> [To do] In the data that follows, count the lines in which the word "Million" occurs, and report that figure alone.

> [Exercise data]
— Start —

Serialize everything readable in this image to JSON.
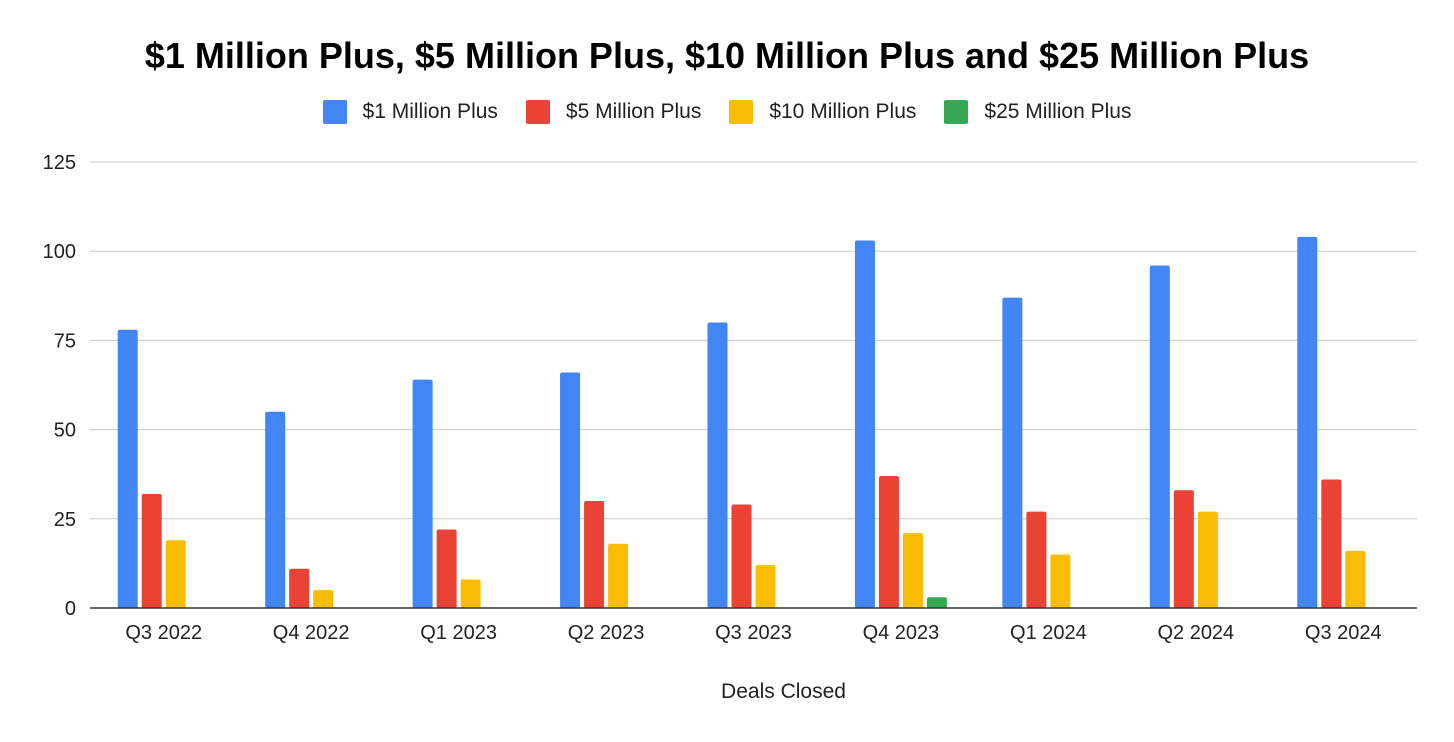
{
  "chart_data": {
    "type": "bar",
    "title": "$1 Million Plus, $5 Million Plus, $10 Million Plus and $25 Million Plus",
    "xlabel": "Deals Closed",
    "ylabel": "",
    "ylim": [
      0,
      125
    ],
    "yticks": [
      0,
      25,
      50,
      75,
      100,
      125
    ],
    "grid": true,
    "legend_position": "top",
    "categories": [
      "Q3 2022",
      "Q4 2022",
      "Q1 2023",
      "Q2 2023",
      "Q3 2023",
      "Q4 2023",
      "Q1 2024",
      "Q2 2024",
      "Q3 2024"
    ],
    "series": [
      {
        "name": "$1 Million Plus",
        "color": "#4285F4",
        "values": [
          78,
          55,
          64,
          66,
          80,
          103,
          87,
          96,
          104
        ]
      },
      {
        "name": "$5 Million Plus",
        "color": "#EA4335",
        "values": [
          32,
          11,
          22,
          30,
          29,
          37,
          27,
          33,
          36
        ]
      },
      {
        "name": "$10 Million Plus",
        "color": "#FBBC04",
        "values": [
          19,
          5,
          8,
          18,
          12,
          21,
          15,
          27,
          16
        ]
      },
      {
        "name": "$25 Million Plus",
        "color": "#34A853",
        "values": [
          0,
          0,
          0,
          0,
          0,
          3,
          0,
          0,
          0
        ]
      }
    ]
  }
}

— End —

> [Result of this exercise] 5